== Short task ==
Pick out and copy every line below that has the word "figures".

Stored items
BEGIN

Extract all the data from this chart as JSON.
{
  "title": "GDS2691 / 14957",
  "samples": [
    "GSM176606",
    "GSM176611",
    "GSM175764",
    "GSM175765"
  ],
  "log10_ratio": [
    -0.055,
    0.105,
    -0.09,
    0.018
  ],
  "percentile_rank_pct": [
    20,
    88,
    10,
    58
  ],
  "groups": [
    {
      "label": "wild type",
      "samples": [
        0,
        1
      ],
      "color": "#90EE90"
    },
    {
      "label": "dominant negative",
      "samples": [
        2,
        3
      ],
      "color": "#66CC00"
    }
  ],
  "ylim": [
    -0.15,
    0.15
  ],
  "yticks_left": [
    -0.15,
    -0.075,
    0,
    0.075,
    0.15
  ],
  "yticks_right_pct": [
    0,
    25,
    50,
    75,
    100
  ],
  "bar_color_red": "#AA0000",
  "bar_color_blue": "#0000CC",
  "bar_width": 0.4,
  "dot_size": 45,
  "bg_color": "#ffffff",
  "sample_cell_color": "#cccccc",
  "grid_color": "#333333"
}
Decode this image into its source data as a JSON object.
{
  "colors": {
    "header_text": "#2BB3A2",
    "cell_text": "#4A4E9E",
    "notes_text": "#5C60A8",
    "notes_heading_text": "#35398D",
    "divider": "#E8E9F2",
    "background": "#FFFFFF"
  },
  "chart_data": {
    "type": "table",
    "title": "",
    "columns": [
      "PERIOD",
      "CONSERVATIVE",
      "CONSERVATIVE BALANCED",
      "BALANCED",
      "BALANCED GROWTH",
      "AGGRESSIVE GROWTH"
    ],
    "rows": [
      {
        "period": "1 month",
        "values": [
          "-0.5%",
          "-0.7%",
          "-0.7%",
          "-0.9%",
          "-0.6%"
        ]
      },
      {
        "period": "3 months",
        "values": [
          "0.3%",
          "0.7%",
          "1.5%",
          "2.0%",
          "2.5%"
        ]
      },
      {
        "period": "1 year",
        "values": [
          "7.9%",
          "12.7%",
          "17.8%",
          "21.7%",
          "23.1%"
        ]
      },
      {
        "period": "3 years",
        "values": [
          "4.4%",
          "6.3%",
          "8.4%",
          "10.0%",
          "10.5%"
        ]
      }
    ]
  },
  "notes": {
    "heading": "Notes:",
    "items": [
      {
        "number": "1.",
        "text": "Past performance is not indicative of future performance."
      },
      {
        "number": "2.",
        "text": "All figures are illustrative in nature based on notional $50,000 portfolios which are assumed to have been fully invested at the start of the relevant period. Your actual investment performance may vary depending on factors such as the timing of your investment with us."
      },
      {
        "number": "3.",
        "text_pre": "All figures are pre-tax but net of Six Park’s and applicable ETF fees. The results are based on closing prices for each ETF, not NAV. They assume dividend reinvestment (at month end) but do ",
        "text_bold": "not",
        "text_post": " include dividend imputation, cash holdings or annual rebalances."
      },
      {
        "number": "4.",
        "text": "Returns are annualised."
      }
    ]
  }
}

END

== Task solution ==
        "text": "All figures are illustrative in nature based on notional $50,000 portfolios which are assumed to have been fully invested at the start of the relevant period. Your actual investment performance may vary depending on factors such as the timing of your investment with us."
        "text_pre": "All figures are pre-tax but net of Six Park’s and applicable ETF fees. The results are based on closing prices for each ETF, not NAV. They assume dividend reinvestment (at month end) but do ",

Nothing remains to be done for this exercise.